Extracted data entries
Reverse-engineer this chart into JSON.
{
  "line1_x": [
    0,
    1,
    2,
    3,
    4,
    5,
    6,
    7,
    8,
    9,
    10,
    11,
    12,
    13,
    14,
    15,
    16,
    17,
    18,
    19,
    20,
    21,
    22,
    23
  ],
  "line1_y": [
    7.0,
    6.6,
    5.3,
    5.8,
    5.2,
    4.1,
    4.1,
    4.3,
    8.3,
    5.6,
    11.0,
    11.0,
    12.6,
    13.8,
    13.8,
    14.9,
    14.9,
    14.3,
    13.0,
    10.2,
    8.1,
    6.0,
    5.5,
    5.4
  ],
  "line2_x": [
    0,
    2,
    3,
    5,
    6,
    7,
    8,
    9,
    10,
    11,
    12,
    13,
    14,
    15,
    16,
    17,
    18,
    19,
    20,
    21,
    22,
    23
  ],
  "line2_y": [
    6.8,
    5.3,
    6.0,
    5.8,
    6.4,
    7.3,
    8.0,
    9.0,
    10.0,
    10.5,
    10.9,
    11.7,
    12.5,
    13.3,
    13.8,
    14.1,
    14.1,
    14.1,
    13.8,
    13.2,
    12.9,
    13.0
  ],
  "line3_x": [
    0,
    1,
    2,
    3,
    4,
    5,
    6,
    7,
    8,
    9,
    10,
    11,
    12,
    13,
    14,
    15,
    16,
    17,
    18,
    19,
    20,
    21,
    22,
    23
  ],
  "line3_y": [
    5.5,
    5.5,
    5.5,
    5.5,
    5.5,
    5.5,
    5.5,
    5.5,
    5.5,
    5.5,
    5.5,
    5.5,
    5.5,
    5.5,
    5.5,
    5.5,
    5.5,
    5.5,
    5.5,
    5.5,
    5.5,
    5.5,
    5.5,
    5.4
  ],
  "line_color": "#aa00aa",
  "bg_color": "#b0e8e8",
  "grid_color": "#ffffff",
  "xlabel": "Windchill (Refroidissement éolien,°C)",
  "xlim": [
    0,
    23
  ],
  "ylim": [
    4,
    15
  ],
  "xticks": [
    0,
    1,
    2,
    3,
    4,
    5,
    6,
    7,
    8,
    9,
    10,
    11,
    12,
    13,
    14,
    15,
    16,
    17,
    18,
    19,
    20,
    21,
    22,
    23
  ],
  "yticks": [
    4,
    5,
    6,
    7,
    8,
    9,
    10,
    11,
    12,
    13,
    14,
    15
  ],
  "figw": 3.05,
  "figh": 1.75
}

> [SET EXERCISE] Print every record exactly as it was given.

> [FINISHED EXERCISE]
Reverse-engineer this chart into JSON.
{
  "line1_x": [
    0,
    1,
    2,
    3,
    4,
    5,
    6,
    7,
    8,
    9,
    10,
    11,
    12,
    13,
    14,
    15,
    16,
    17,
    18,
    19,
    20,
    21,
    22,
    23
  ],
  "line1_y": [
    7.0,
    6.6,
    5.3,
    5.8,
    5.2,
    4.1,
    4.1,
    4.3,
    8.3,
    5.6,
    11.0,
    11.0,
    12.6,
    13.8,
    13.8,
    14.9,
    14.9,
    14.3,
    13.0,
    10.2,
    8.1,
    6.0,
    5.5,
    5.4
  ],
  "line2_x": [
    0,
    2,
    3,
    5,
    6,
    7,
    8,
    9,
    10,
    11,
    12,
    13,
    14,
    15,
    16,
    17,
    18,
    19,
    20,
    21,
    22,
    23
  ],
  "line2_y": [
    6.8,
    5.3,
    6.0,
    5.8,
    6.4,
    7.3,
    8.0,
    9.0,
    10.0,
    10.5,
    10.9,
    11.7,
    12.5,
    13.3,
    13.8,
    14.1,
    14.1,
    14.1,
    13.8,
    13.2,
    12.9,
    13.0
  ],
  "line3_x": [
    0,
    1,
    2,
    3,
    4,
    5,
    6,
    7,
    8,
    9,
    10,
    11,
    12,
    13,
    14,
    15,
    16,
    17,
    18,
    19,
    20,
    21,
    22,
    23
  ],
  "line3_y": [
    5.5,
    5.5,
    5.5,
    5.5,
    5.5,
    5.5,
    5.5,
    5.5,
    5.5,
    5.5,
    5.5,
    5.5,
    5.5,
    5.5,
    5.5,
    5.5,
    5.5,
    5.5,
    5.5,
    5.5,
    5.5,
    5.5,
    5.5,
    5.4
  ],
  "line_color": "#aa00aa",
  "bg_color": "#b0e8e8",
  "grid_color": "#ffffff",
  "xlabel": "Windchill (Refroidissement éolien,°C)",
  "xlim": [
    0,
    23
  ],
  "ylim": [
    4,
    15
  ],
  "xticks": [
    0,
    1,
    2,
    3,
    4,
    5,
    6,
    7,
    8,
    9,
    10,
    11,
    12,
    13,
    14,
    15,
    16,
    17,
    18,
    19,
    20,
    21,
    22,
    23
  ],
  "yticks": [
    4,
    5,
    6,
    7,
    8,
    9,
    10,
    11,
    12,
    13,
    14,
    15
  ],
  "figw": 3.05,
  "figh": 1.75
}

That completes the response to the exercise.